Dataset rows
▶
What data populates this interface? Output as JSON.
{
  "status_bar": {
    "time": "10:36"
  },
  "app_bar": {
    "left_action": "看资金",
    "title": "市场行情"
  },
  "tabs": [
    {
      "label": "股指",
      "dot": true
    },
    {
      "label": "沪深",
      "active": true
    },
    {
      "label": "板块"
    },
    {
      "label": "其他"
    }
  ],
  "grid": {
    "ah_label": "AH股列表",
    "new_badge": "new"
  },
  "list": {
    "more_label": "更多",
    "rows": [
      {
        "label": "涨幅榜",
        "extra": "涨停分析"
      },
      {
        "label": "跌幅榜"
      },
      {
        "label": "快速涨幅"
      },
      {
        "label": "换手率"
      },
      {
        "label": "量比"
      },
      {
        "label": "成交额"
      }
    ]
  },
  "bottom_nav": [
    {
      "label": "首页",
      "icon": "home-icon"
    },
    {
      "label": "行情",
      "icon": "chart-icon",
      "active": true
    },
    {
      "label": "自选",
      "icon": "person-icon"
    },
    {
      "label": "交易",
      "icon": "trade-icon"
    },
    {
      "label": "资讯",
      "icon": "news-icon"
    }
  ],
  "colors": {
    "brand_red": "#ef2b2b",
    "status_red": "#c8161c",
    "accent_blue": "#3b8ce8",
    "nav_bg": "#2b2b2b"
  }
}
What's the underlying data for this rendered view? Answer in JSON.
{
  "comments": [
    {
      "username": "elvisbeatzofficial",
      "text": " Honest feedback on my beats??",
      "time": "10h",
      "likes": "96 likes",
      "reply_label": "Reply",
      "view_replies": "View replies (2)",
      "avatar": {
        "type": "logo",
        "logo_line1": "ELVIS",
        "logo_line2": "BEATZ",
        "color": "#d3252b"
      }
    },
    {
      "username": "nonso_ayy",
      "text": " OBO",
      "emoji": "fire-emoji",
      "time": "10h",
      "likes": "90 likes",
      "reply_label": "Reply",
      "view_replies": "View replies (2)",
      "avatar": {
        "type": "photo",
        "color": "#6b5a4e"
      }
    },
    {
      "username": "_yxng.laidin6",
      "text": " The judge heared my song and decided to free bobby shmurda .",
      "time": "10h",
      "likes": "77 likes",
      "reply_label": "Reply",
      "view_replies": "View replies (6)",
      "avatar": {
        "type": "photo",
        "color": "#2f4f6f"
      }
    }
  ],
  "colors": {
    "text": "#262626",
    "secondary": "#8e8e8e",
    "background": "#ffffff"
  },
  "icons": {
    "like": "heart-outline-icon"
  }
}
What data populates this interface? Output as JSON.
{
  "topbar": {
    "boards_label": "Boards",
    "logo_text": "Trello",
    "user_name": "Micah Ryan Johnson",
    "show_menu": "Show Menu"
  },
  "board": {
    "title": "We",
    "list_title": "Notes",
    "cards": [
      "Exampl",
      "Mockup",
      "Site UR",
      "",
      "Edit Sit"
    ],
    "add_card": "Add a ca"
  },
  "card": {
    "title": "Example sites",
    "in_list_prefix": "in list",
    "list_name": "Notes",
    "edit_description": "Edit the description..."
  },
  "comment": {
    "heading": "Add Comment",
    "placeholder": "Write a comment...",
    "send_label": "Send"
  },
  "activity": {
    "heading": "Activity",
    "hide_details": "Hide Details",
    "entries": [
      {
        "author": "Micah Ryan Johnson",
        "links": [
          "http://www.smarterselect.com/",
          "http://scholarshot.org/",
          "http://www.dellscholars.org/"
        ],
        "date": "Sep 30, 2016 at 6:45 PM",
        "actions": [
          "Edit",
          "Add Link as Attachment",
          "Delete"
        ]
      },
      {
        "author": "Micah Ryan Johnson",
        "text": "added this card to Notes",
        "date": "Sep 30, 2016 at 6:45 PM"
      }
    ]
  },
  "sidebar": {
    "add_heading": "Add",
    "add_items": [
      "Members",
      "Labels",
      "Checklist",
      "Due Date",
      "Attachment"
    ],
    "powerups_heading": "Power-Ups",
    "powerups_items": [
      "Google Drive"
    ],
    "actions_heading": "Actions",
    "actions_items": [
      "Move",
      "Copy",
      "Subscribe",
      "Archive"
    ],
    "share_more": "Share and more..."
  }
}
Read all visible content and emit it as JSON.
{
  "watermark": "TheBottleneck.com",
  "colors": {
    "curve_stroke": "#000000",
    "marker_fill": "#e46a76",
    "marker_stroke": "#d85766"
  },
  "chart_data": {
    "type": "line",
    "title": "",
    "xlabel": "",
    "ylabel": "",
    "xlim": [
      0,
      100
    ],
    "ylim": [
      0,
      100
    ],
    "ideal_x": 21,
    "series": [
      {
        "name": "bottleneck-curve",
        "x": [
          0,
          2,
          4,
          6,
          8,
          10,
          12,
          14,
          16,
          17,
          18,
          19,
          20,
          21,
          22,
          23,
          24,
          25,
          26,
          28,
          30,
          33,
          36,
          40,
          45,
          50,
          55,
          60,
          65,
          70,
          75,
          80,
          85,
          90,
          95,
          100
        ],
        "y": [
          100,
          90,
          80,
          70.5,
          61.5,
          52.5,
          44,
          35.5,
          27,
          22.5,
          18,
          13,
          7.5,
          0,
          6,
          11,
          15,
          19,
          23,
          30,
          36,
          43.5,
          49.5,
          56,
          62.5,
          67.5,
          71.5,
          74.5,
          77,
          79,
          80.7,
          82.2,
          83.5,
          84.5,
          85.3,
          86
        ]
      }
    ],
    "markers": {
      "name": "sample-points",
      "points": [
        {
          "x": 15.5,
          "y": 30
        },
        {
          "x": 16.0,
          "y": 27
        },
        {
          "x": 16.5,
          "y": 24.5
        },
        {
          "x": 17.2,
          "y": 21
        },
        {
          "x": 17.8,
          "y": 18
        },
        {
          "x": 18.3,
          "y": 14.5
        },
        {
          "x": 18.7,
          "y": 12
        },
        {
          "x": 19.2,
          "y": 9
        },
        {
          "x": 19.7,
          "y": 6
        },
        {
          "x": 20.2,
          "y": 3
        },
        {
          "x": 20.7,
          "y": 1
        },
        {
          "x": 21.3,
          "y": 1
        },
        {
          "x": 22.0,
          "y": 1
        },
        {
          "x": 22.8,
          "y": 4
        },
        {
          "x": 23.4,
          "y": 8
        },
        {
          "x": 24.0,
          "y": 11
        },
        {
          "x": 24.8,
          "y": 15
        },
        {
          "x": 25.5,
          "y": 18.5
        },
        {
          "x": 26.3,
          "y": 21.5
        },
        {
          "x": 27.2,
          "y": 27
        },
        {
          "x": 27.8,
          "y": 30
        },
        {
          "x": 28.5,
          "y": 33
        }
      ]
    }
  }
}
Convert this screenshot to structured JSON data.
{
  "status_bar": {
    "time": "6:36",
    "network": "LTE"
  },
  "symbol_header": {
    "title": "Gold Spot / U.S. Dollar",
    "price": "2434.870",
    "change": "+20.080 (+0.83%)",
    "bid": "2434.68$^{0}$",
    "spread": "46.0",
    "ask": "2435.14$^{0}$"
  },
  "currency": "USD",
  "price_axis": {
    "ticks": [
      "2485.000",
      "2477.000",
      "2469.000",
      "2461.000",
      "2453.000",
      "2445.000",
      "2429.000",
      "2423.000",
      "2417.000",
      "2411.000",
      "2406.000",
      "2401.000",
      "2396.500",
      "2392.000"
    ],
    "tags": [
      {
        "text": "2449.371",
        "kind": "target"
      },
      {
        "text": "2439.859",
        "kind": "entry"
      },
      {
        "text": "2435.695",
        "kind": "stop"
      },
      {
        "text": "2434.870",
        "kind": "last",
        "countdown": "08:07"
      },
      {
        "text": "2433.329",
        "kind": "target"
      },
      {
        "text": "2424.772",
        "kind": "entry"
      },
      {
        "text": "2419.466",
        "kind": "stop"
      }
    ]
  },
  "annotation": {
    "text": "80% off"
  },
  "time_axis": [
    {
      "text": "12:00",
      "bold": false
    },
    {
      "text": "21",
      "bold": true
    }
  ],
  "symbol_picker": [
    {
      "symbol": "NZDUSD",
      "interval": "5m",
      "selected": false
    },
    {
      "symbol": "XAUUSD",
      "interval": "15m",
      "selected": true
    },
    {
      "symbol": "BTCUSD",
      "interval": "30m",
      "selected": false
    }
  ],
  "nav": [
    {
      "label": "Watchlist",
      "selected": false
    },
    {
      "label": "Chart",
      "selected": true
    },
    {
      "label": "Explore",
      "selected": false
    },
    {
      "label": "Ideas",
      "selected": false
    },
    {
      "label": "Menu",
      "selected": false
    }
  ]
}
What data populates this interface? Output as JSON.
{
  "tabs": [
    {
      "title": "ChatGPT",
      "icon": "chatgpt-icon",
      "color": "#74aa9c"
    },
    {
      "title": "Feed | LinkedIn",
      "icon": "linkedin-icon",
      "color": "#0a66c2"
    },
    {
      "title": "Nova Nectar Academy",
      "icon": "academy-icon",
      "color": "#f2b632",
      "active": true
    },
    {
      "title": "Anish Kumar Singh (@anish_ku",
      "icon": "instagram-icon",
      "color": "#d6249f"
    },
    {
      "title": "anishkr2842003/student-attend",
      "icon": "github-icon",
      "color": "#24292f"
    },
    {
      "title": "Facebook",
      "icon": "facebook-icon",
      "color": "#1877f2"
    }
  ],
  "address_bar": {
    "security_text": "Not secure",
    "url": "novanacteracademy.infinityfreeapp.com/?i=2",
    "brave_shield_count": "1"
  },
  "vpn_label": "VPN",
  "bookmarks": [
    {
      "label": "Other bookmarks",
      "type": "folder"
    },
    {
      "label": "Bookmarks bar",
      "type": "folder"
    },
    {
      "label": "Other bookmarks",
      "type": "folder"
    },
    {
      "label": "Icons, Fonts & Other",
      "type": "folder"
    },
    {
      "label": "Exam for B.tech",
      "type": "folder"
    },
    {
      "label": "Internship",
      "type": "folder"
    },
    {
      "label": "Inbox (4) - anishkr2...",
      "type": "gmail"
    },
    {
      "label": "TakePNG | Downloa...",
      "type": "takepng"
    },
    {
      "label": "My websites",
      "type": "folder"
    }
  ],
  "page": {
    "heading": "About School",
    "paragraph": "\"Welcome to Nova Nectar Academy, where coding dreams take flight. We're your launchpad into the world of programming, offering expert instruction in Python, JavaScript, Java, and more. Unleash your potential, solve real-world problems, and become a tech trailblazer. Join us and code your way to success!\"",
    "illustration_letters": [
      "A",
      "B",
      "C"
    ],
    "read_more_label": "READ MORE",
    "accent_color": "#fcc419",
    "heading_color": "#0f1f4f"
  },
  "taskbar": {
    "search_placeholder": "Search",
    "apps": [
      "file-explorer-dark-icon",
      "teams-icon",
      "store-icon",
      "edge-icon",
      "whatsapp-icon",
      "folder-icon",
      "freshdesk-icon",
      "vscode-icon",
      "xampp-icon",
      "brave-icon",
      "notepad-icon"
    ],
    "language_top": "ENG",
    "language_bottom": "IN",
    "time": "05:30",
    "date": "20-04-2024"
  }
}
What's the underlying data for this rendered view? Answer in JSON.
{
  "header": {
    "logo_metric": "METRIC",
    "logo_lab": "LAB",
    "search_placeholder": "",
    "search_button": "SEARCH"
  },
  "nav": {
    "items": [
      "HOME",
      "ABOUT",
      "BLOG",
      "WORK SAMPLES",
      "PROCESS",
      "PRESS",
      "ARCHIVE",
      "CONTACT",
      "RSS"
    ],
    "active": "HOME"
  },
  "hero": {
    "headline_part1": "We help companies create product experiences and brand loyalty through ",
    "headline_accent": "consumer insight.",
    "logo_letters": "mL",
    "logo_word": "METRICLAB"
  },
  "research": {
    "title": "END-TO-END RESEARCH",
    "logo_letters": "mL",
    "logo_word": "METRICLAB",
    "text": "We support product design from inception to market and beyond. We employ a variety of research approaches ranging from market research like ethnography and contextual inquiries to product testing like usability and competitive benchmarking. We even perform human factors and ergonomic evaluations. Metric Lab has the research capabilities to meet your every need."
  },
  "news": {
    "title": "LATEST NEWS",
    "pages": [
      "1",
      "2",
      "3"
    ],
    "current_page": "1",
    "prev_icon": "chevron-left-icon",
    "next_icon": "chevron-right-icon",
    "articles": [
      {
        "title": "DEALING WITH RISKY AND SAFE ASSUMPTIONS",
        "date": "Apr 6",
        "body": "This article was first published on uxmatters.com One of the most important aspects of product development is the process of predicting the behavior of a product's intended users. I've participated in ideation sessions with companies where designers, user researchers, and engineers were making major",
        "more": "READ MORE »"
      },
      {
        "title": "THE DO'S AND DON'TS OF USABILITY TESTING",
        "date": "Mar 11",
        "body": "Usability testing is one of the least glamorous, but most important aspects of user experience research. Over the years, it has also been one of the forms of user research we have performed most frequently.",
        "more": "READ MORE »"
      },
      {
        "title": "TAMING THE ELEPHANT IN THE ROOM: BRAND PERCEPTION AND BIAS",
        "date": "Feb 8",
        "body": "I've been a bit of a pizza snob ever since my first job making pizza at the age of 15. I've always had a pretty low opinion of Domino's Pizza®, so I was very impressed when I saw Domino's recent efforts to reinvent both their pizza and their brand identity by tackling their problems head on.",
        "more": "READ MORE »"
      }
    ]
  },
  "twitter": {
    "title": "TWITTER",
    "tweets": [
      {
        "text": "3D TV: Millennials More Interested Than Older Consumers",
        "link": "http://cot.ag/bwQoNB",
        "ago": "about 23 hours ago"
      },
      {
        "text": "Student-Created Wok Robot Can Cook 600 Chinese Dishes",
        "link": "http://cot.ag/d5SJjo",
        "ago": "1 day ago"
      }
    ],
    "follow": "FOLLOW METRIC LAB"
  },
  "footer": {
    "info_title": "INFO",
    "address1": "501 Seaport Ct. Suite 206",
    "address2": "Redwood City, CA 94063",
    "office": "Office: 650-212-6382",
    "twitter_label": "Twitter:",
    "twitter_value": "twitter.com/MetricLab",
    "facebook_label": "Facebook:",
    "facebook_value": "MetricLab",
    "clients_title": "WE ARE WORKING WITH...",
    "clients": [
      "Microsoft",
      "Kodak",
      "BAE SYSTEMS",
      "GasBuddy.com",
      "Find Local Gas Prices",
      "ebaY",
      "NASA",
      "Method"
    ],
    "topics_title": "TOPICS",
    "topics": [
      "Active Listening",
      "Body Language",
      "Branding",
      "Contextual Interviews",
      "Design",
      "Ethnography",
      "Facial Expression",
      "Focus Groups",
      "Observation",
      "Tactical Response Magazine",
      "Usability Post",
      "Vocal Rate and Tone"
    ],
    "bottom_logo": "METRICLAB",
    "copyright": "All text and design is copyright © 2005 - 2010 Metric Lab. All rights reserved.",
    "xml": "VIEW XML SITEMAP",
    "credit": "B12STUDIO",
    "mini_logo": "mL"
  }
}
◀
Given problem
Locate the word "tech" in the records above, and return each line that has it.

Completed exercise
      "label": "Exam for B.tech",
    "paragraph": "\"Welcome to Nova Nectar Academy, where coding dreams take flight. We're your launchpad into the world of programming, offering expert instruction in Python, JavaScript, Java, and more. Unleash your potential, solve real-world problems, and become a tech trailblazer. Join us and code your way to success!\"",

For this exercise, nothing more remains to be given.